(Chart and figure data)
⁂

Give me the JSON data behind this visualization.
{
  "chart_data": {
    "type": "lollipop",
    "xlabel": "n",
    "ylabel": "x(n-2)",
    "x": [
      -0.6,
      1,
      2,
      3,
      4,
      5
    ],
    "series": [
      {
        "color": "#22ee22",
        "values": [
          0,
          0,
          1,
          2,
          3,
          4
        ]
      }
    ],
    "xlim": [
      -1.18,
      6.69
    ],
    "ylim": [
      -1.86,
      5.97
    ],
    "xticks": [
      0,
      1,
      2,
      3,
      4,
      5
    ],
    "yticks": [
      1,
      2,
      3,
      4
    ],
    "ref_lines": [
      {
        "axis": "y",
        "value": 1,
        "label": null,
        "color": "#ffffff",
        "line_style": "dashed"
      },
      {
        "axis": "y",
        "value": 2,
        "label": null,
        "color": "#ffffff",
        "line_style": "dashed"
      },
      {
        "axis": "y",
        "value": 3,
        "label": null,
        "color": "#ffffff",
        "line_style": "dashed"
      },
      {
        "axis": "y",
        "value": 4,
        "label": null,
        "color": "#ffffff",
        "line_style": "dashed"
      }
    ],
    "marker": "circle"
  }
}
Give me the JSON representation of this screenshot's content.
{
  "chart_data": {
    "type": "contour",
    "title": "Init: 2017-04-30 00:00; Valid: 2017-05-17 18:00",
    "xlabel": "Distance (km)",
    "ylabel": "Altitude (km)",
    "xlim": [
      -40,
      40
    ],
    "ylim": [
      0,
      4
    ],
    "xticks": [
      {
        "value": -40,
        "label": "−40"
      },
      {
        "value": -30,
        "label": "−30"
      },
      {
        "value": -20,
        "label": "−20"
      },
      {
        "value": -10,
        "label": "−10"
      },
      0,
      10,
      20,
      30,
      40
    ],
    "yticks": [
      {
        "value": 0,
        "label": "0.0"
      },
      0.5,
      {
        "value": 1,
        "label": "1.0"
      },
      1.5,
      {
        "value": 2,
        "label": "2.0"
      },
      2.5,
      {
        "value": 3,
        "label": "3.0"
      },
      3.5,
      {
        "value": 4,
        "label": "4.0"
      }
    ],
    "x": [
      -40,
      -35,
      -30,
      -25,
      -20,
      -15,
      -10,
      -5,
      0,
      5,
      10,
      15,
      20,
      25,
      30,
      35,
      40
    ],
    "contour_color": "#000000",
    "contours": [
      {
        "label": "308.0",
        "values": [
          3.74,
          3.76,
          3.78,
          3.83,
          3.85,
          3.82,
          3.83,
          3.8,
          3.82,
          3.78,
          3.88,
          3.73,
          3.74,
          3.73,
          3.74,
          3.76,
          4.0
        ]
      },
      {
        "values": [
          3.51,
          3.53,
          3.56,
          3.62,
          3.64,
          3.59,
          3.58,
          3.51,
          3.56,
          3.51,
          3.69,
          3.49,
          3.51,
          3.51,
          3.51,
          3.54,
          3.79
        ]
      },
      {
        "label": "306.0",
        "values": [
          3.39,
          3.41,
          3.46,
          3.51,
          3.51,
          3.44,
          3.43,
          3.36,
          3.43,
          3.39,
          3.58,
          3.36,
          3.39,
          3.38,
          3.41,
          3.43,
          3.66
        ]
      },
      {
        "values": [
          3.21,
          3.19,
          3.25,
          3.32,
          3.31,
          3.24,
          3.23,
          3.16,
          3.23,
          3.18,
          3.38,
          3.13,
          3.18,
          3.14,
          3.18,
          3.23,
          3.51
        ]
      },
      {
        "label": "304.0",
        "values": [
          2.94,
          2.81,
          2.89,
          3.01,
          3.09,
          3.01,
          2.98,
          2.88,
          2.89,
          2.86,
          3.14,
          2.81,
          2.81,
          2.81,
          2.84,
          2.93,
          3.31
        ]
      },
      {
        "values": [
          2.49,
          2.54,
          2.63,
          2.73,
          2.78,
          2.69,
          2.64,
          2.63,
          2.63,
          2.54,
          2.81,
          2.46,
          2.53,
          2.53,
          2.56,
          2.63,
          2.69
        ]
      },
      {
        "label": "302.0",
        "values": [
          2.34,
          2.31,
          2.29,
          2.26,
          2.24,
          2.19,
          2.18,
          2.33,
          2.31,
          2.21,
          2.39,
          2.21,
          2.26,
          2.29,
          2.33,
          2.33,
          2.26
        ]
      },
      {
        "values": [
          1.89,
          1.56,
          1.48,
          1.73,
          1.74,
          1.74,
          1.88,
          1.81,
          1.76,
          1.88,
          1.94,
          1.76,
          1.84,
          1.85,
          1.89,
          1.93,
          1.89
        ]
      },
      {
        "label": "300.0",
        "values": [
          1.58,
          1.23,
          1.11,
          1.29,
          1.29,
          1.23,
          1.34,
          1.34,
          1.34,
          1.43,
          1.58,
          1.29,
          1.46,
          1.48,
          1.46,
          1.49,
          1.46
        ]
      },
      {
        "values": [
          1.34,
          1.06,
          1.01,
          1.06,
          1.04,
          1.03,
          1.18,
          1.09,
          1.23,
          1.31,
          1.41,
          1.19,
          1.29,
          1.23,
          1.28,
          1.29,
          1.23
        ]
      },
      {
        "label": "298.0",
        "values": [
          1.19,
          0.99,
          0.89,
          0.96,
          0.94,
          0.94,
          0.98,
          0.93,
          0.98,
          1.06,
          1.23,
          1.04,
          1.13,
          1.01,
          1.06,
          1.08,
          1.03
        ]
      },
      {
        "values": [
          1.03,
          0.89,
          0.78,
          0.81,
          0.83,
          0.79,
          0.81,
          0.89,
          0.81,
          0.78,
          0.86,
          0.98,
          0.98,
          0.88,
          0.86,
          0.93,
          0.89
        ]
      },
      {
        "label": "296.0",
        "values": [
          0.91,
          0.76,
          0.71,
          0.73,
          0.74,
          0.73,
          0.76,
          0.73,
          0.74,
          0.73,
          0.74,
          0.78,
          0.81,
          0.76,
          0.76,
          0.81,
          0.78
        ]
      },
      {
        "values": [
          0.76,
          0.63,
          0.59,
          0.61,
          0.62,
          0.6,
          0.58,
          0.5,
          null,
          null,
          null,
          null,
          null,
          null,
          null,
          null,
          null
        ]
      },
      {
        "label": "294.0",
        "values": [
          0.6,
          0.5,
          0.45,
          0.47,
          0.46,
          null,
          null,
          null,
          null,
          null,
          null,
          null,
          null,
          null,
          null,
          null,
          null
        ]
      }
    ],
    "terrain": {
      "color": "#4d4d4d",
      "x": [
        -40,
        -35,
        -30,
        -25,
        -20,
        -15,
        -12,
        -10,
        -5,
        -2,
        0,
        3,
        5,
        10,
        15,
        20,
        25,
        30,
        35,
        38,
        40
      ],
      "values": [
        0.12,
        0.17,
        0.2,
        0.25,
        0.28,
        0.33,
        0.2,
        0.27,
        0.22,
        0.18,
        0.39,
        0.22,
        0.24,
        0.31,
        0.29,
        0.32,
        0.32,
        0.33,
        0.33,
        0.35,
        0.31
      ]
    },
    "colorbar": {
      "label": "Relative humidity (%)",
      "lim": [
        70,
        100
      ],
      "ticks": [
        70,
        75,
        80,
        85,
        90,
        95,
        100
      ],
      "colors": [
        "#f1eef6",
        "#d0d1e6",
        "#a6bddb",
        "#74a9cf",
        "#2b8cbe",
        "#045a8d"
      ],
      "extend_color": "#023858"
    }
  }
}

⁂

Goal of the exercise:
Quote the listing in full, please, keeping every line exact.

Written answer:
Give me the JSON data behind this visualization.
{
  "chart_data": {
    "type": "lollipop",
    "xlabel": "n",
    "ylabel": "x(n-2)",
    "x": [
      -0.6,
      1,
      2,
      3,
      4,
      5
    ],
    "series": [
      {
        "color": "#22ee22",
        "values": [
          0,
          0,
          1,
          2,
          3,
          4
        ]
      }
    ],
    "xlim": [
      -1.18,
      6.69
    ],
    "ylim": [
      -1.86,
      5.97
    ],
    "xticks": [
      0,
      1,
      2,
      3,
      4,
      5
    ],
    "yticks": [
      1,
      2,
      3,
      4
    ],
    "ref_lines": [
      {
        "axis": "y",
        "value": 1,
        "label": null,
        "color": "#ffffff",
        "line_style": "dashed"
      },
      {
        "axis": "y",
        "value": 2,
        "label": null,
        "color": "#ffffff",
        "line_style": "dashed"
      },
      {
        "axis": "y",
        "value": 3,
        "label": null,
        "color": "#ffffff",
        "line_style": "dashed"
      },
      {
        "axis": "y",
        "value": 4,
        "label": null,
        "color": "#ffffff",
        "line_style": "dashed"
      }
    ],
    "marker": "circle"
  }
}
Give me the JSON representation of this screenshot's content.
{
  "chart_data": {
    "type": "contour",
    "title": "Init: 2017-04-30 00:00; Valid: 2017-05-17 18:00",
    "xlabel": "Distance (km)",
    "ylabel": "Altitude (km)",
    "xlim": [
      -40,
      40
    ],
    "ylim": [
      0,
      4
    ],
    "xticks": [
      {
        "value": -40,
        "label": "−40"
      },
      {
        "value": -30,
        "label": "−30"
      },
      {
        "value": -20,
        "label": "−20"
      },
      {
        "value": -10,
        "label": "−10"
      },
      0,
      10,
      20,
      30,
      40
    ],
    "yticks": [
      {
        "value": 0,
        "label": "0.0"
      },
      0.5,
      {
        "value": 1,
        "label": "1.0"
      },
      1.5,
      {
        "value": 2,
        "label": "2.0"
      },
      2.5,
      {
        "value": 3,
        "label": "3.0"
      },
      3.5,
      {
        "value": 4,
        "label": "4.0"
      }
    ],
    "x": [
      -40,
      -35,
      -30,
      -25,
      -20,
      -15,
      -10,
      -5,
      0,
      5,
      10,
      15,
      20,
      25,
      30,
      35,
      40
    ],
    "contour_color": "#000000",
    "contours": [
      {
        "label": "308.0",
        "values": [
          3.74,
          3.76,
          3.78,
          3.83,
          3.85,
          3.82,
          3.83,
          3.8,
          3.82,
          3.78,
          3.88,
          3.73,
          3.74,
          3.73,
          3.74,
          3.76,
          4.0
        ]
      },
      {
        "values": [
          3.51,
          3.53,
          3.56,
          3.62,
          3.64,
          3.59,
          3.58,
          3.51,
          3.56,
          3.51,
          3.69,
          3.49,
          3.51,
          3.51,
          3.51,
          3.54,
          3.79
        ]
      },
      {
        "label": "306.0",
        "values": [
          3.39,
          3.41,
          3.46,
          3.51,
          3.51,
          3.44,
          3.43,
          3.36,
          3.43,
          3.39,
          3.58,
          3.36,
          3.39,
          3.38,
          3.41,
          3.43,
          3.66
        ]
      },
      {
        "values": [
          3.21,
          3.19,
          3.25,
          3.32,
          3.31,
          3.24,
          3.23,
          3.16,
          3.23,
          3.18,
          3.38,
          3.13,
          3.18,
          3.14,
          3.18,
          3.23,
          3.51
        ]
      },
      {
        "label": "304.0",
        "values": [
          2.94,
          2.81,
          2.89,
          3.01,
          3.09,
          3.01,
          2.98,
          2.88,
          2.89,
          2.86,
          3.14,
          2.81,
          2.81,
          2.81,
          2.84,
          2.93,
          3.31
        ]
      },
      {
        "values": [
          2.49,
          2.54,
          2.63,
          2.73,
          2.78,
          2.69,
          2.64,
          2.63,
          2.63,
          2.54,
          2.81,
          2.46,
          2.53,
          2.53,
          2.56,
          2.63,
          2.69
        ]
      },
      {
        "label": "302.0",
        "values": [
          2.34,
          2.31,
          2.29,
          2.26,
          2.24,
          2.19,
          2.18,
          2.33,
          2.31,
          2.21,
          2.39,
          2.21,
          2.26,
          2.29,
          2.33,
          2.33,
          2.26
        ]
      },
      {
        "values": [
          1.89,
          1.56,
          1.48,
          1.73,
          1.74,
          1.74,
          1.88,
          1.81,
          1.76,
          1.88,
          1.94,
          1.76,
          1.84,
          1.85,
          1.89,
          1.93,
          1.89
        ]
      },
      {
        "label": "300.0",
        "values": [
          1.58,
          1.23,
          1.11,
          1.29,
          1.29,
          1.23,
          1.34,
          1.34,
          1.34,
          1.43,
          1.58,
          1.29,
          1.46,
          1.48,
          1.46,
          1.49,
          1.46
        ]
      },
      {
        "values": [
          1.34,
          1.06,
          1.01,
          1.06,
          1.04,
          1.03,
          1.18,
          1.09,
          1.23,
          1.31,
          1.41,
          1.19,
          1.29,
          1.23,
          1.28,
          1.29,
          1.23
        ]
      },
      {
        "label": "298.0",
        "values": [
          1.19,
          0.99,
          0.89,
          0.96,
          0.94,
          0.94,
          0.98,
          0.93,
          0.98,
          1.06,
          1.23,
          1.04,
          1.13,
          1.01,
          1.06,
          1.08,
          1.03
        ]
      },
      {
        "values": [
          1.03,
          0.89,
          0.78,
          0.81,
          0.83,
          0.79,
          0.81,
          0.89,
          0.81,
          0.78,
          0.86,
          0.98,
          0.98,
          0.88,
          0.86,
          0.93,
          0.89
        ]
      },
      {
        "label": "296.0",
        "values": [
          0.91,
          0.76,
          0.71,
          0.73,
          0.74,
          0.73,
          0.76,
          0.73,
          0.74,
          0.73,
          0.74,
          0.78,
          0.81,
          0.76,
          0.76,
          0.81,
          0.78
        ]
      },
      {
        "values": [
          0.76,
          0.63,
          0.59,
          0.61,
          0.62,
          0.6,
          0.58,
          0.5,
          null,
          null,
          null,
          null,
          null,
          null,
          null,
          null,
          null
        ]
      },
      {
        "label": "294.0",
        "values": [
          0.6,
          0.5,
          0.45,
          0.47,
          0.46,
          null,
          null,
          null,
          null,
          null,
          null,
          null,
          null,
          null,
          null,
          null,
          null
        ]
      }
    ],
    "terrain": {
      "color": "#4d4d4d",
      "x": [
        -40,
        -35,
        -30,
        -25,
        -20,
        -15,
        -12,
        -10,
        -5,
        -2,
        0,
        3,
        5,
        10,
        15,
        20,
        25,
        30,
        35,
        38,
        40
      ],
      "values": [
        0.12,
        0.17,
        0.2,
        0.25,
        0.28,
        0.33,
        0.2,
        0.27,
        0.22,
        0.18,
        0.39,
        0.22,
        0.24,
        0.31,
        0.29,
        0.32,
        0.32,
        0.33,
        0.33,
        0.35,
        0.31
      ]
    },
    "colorbar": {
      "label": "Relative humidity (%)",
      "lim": [
        70,
        100
      ],
      "ticks": [
        70,
        75,
        80,
        85,
        90,
        95,
        100
      ],
      "colors": [
        "#f1eef6",
        "#d0d1e6",
        "#a6bddb",
        "#74a9cf",
        "#2b8cbe",
        "#045a8d"
      ],
      "extend_color": "#023858"
    }
  }
}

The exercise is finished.